-- BEGIN Data to process --

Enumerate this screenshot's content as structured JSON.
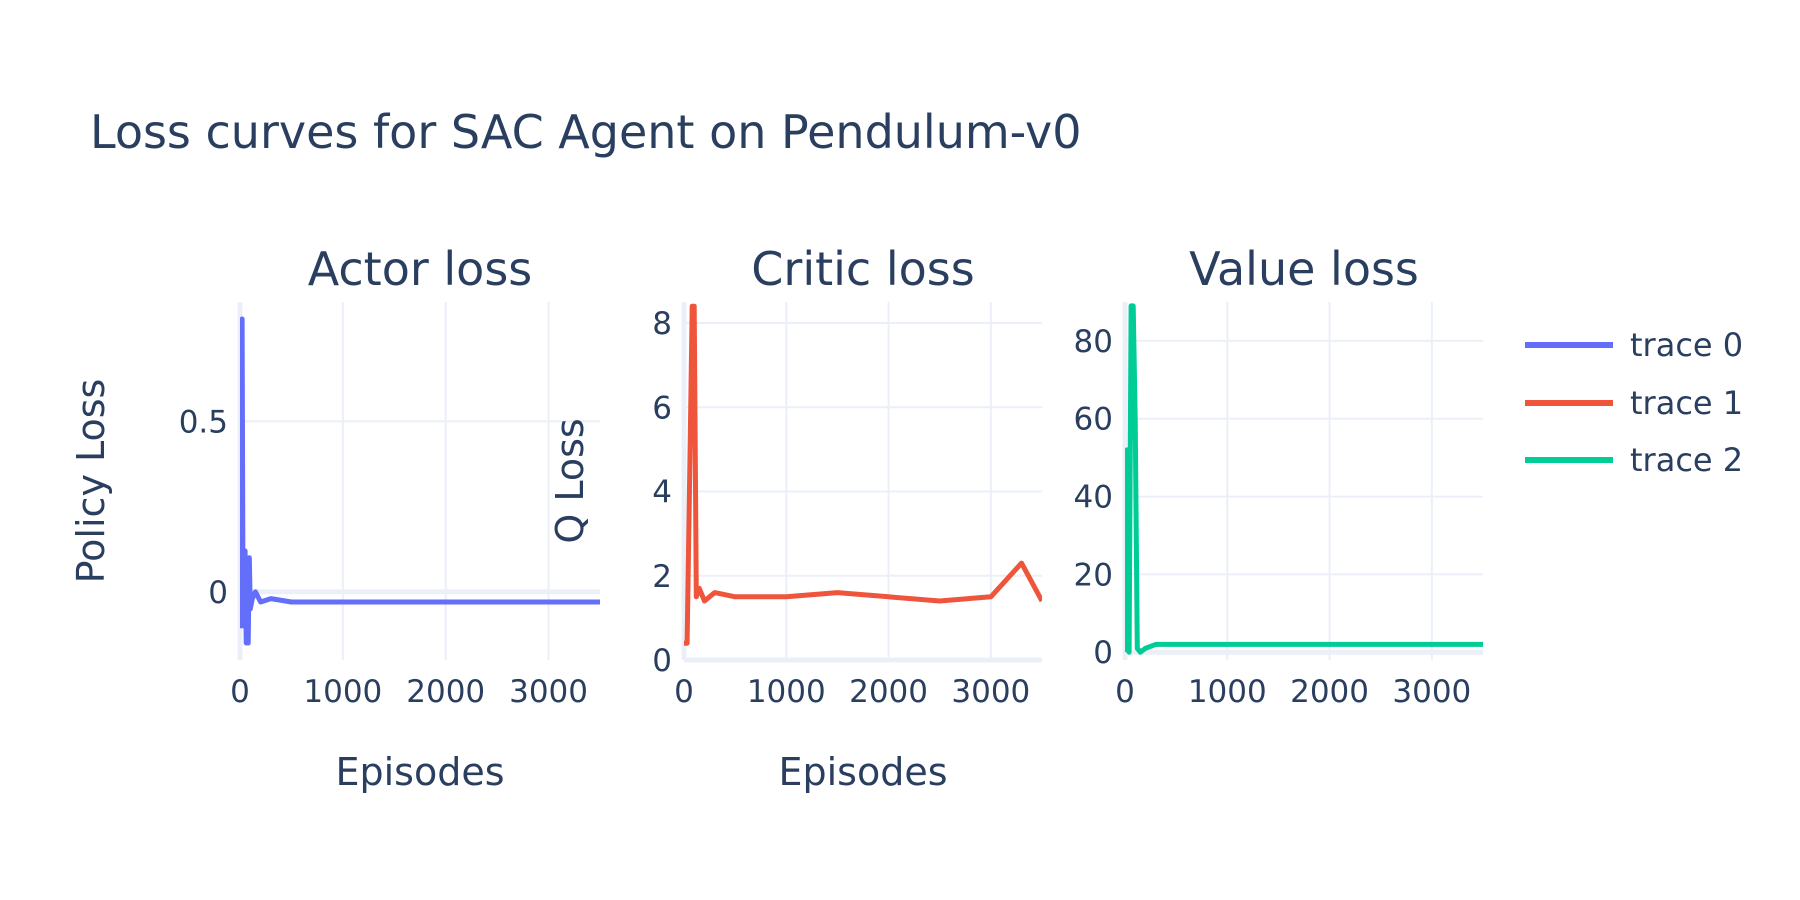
{
  "title": "Loss curves for SAC Agent on Pendulum-v0",
  "colors": {
    "trace0": "#636efa",
    "trace1": "#ef553b",
    "trace2": "#00cc96",
    "grid": "#ebf0f8",
    "text": "#2a3f5f"
  },
  "chart_data": [
    {
      "type": "line",
      "title": "Actor loss",
      "xlabel": "Episodes",
      "ylabel": "Policy Loss",
      "xlim": [
        0,
        3500
      ],
      "ylim": [
        -0.2,
        0.85
      ],
      "xticks": [
        0,
        1000,
        2000,
        3000
      ],
      "xtick_labels": [
        "0",
        "1000",
        "2000",
        "3000"
      ],
      "yticks": [
        0,
        0.5
      ],
      "ytick_labels": [
        "0",
        "0.5"
      ],
      "grid": true,
      "series": [
        {
          "name": "trace 0",
          "color": "#636efa",
          "x": [
            0,
            10,
            20,
            30,
            40,
            50,
            60,
            70,
            80,
            90,
            100,
            120,
            150,
            200,
            300,
            500,
            700,
            1000,
            1300,
            1600,
            2000,
            2400,
            2800,
            3200,
            3500
          ],
          "y": [
            0.8,
            -0.1,
            0.8,
            -0.1,
            0.0,
            0.12,
            -0.15,
            -0.1,
            -0.15,
            0.1,
            -0.05,
            -0.02,
            0.0,
            -0.03,
            -0.02,
            -0.03,
            -0.03,
            -0.03,
            -0.03,
            -0.03,
            -0.03,
            -0.03,
            -0.03,
            -0.03,
            -0.03
          ]
        }
      ]
    },
    {
      "type": "line",
      "title": "Critic loss",
      "xlabel": "Episodes",
      "ylabel": "Q Loss",
      "xlim": [
        0,
        3500
      ],
      "ylim": [
        0,
        8.5
      ],
      "xticks": [
        0,
        1000,
        2000,
        3000
      ],
      "xtick_labels": [
        "0",
        "1000",
        "2000",
        "3000"
      ],
      "yticks": [
        0,
        2,
        4,
        6,
        8
      ],
      "ytick_labels": [
        "0",
        "2",
        "4",
        "6",
        "8"
      ],
      "grid": true,
      "series": [
        {
          "name": "trace 1",
          "color": "#ef553b",
          "x": [
            0,
            30,
            60,
            80,
            100,
            120,
            150,
            200,
            300,
            500,
            1000,
            1500,
            2000,
            2500,
            3000,
            3300,
            3500
          ],
          "y": [
            0.4,
            0.4,
            5.0,
            8.4,
            8.4,
            1.5,
            1.7,
            1.4,
            1.6,
            1.5,
            1.5,
            1.6,
            1.5,
            1.4,
            1.5,
            2.3,
            1.4
          ]
        }
      ]
    },
    {
      "type": "line",
      "title": "Value loss",
      "xlabel": "",
      "ylabel": "",
      "xlim": [
        0,
        3500
      ],
      "ylim": [
        -2,
        90
      ],
      "xticks": [
        0,
        1000,
        2000,
        3000
      ],
      "xtick_labels": [
        "0",
        "1000",
        "2000",
        "3000"
      ],
      "yticks": [
        0,
        20,
        40,
        60,
        80
      ],
      "ytick_labels": [
        "0",
        "20",
        "40",
        "60",
        "80"
      ],
      "grid": true,
      "series": [
        {
          "name": "trace 2",
          "color": "#00cc96",
          "x": [
            0,
            20,
            40,
            60,
            80,
            100,
            120,
            150,
            200,
            300,
            500,
            1000,
            1500,
            2000,
            2500,
            3000,
            3500
          ],
          "y": [
            0,
            52,
            0,
            89,
            89,
            60,
            1,
            0,
            1,
            2,
            2,
            2,
            2,
            2,
            2,
            2,
            2
          ]
        }
      ]
    }
  ],
  "legend": {
    "placement": "right",
    "items": [
      {
        "label": "trace 0",
        "color": "#636efa"
      },
      {
        "label": "trace 1",
        "color": "#ef553b"
      },
      {
        "label": "trace 2",
        "color": "#00cc96"
      }
    ]
  }
}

-- END Data to process --

■ **Exercise**:
Omitting all images, retype each line of the records precisely.

■ **Answer in full**:
Enumerate this screenshot's content as structured JSON.
{
  "title": "Loss curves for SAC Agent on Pendulum-v0",
  "colors": {
    "trace0": "#636efa",
    "trace1": "#ef553b",
    "trace2": "#00cc96",
    "grid": "#ebf0f8",
    "text": "#2a3f5f"
  },
  "chart_data": [
    {
      "type": "line",
      "title": "Actor loss",
      "xlabel": "Episodes",
      "ylabel": "Policy Loss",
      "xlim": [
        0,
        3500
      ],
      "ylim": [
        -0.2,
        0.85
      ],
      "xticks": [
        0,
        1000,
        2000,
        3000
      ],
      "xtick_labels": [
        "0",
        "1000",
        "2000",
        "3000"
      ],
      "yticks": [
        0,
        0.5
      ],
      "ytick_labels": [
        "0",
        "0.5"
      ],
      "grid": true,
      "series": [
        {
          "name": "trace 0",
          "color": "#636efa",
          "x": [
            0,
            10,
            20,
            30,
            40,
            50,
            60,
            70,
            80,
            90,
            100,
            120,
            150,
            200,
            300,
            500,
            700,
            1000,
            1300,
            1600,
            2000,
            2400,
            2800,
            3200,
            3500
          ],
          "y": [
            0.8,
            -0.1,
            0.8,
            -0.1,
            0.0,
            0.12,
            -0.15,
            -0.1,
            -0.15,
            0.1,
            -0.05,
            -0.02,
            0.0,
            -0.03,
            -0.02,
            -0.03,
            -0.03,
            -0.03,
            -0.03,
            -0.03,
            -0.03,
            -0.03,
            -0.03,
            -0.03,
            -0.03
          ]
        }
      ]
    },
    {
      "type": "line",
      "title": "Critic loss",
      "xlabel": "Episodes",
      "ylabel": "Q Loss",
      "xlim": [
        0,
        3500
      ],
      "ylim": [
        0,
        8.5
      ],
      "xticks": [
        0,
        1000,
        2000,
        3000
      ],
      "xtick_labels": [
        "0",
        "1000",
        "2000",
        "3000"
      ],
      "yticks": [
        0,
        2,
        4,
        6,
        8
      ],
      "ytick_labels": [
        "0",
        "2",
        "4",
        "6",
        "8"
      ],
      "grid": true,
      "series": [
        {
          "name": "trace 1",
          "color": "#ef553b",
          "x": [
            0,
            30,
            60,
            80,
            100,
            120,
            150,
            200,
            300,
            500,
            1000,
            1500,
            2000,
            2500,
            3000,
            3300,
            3500
          ],
          "y": [
            0.4,
            0.4,
            5.0,
            8.4,
            8.4,
            1.5,
            1.7,
            1.4,
            1.6,
            1.5,
            1.5,
            1.6,
            1.5,
            1.4,
            1.5,
            2.3,
            1.4
          ]
        }
      ]
    },
    {
      "type": "line",
      "title": "Value loss",
      "xlabel": "",
      "ylabel": "",
      "xlim": [
        0,
        3500
      ],
      "ylim": [
        -2,
        90
      ],
      "xticks": [
        0,
        1000,
        2000,
        3000
      ],
      "xtick_labels": [
        "0",
        "1000",
        "2000",
        "3000"
      ],
      "yticks": [
        0,
        20,
        40,
        60,
        80
      ],
      "ytick_labels": [
        "0",
        "20",
        "40",
        "60",
        "80"
      ],
      "grid": true,
      "series": [
        {
          "name": "trace 2",
          "color": "#00cc96",
          "x": [
            0,
            20,
            40,
            60,
            80,
            100,
            120,
            150,
            200,
            300,
            500,
            1000,
            1500,
            2000,
            2500,
            3000,
            3500
          ],
          "y": [
            0,
            52,
            0,
            89,
            89,
            60,
            1,
            0,
            1,
            2,
            2,
            2,
            2,
            2,
            2,
            2,
            2
          ]
        }
      ]
    }
  ],
  "legend": {
    "placement": "right",
    "items": [
      {
        "label": "trace 0",
        "color": "#636efa"
      },
      {
        "label": "trace 1",
        "color": "#ef553b"
      },
      {
        "label": "trace 2",
        "color": "#00cc96"
      }
    ]
  }
}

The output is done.